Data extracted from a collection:
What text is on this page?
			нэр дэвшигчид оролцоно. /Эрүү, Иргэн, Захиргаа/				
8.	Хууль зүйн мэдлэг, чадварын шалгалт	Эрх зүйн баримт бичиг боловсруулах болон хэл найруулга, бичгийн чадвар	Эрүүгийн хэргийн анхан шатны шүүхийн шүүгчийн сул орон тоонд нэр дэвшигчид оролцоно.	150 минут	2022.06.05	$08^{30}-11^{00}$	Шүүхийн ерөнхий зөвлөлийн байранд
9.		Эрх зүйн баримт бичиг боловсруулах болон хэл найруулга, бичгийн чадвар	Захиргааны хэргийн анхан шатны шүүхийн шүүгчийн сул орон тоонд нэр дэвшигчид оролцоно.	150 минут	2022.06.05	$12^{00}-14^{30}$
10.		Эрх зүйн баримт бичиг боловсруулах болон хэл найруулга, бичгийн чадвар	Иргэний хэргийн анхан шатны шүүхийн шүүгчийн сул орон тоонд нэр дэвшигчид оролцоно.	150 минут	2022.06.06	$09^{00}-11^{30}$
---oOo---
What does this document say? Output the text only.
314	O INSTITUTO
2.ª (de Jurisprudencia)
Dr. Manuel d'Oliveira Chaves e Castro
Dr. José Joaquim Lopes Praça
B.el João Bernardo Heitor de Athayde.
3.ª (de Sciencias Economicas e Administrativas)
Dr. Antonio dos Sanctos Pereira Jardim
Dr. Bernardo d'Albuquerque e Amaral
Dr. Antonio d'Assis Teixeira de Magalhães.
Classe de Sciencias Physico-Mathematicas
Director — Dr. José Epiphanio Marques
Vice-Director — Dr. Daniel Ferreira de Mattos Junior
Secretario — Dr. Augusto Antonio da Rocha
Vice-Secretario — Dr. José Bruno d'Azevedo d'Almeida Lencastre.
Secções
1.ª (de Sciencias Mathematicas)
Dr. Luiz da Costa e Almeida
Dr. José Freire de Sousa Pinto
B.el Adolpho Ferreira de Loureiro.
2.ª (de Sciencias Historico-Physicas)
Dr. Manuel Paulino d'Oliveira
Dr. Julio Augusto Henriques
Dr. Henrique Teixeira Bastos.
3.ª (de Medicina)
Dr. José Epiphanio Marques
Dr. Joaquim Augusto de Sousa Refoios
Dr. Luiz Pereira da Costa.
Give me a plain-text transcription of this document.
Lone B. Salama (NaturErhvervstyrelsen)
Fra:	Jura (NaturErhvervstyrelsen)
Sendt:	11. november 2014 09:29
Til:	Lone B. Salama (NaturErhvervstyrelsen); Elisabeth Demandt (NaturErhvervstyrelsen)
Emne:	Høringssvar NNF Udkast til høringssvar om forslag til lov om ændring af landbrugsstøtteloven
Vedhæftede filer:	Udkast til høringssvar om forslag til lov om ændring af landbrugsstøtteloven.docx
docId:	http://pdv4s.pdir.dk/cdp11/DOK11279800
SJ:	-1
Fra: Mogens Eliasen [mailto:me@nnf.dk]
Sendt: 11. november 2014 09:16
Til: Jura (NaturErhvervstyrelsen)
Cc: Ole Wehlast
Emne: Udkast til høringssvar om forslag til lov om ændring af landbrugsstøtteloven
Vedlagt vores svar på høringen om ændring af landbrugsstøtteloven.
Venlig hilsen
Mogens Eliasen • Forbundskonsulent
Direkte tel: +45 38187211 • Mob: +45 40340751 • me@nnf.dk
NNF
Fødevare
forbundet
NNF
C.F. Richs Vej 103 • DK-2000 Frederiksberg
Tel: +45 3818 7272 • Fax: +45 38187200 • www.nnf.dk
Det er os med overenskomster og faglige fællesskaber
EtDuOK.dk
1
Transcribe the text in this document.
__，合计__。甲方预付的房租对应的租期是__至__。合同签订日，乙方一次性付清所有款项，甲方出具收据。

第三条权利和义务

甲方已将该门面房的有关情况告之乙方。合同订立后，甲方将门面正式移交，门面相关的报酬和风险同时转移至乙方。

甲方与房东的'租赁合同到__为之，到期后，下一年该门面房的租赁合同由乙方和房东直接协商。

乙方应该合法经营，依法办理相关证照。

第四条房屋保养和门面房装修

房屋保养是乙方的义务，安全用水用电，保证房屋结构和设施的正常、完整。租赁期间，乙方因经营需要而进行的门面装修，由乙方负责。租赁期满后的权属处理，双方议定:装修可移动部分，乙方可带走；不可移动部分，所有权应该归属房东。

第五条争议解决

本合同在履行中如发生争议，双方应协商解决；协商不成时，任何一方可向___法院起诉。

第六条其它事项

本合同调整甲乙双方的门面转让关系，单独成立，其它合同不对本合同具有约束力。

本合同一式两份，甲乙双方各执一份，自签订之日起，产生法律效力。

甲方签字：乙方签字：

| SET TASK |
Search the lines for "Secretario". Copy each line that has it.

| RIGHT ANSWER |
Secretario — Dr. Augusto Antonio da Rocha
Vice-Secretario — Dr. José Bruno d'Azevedo d'Almeida Lencastre.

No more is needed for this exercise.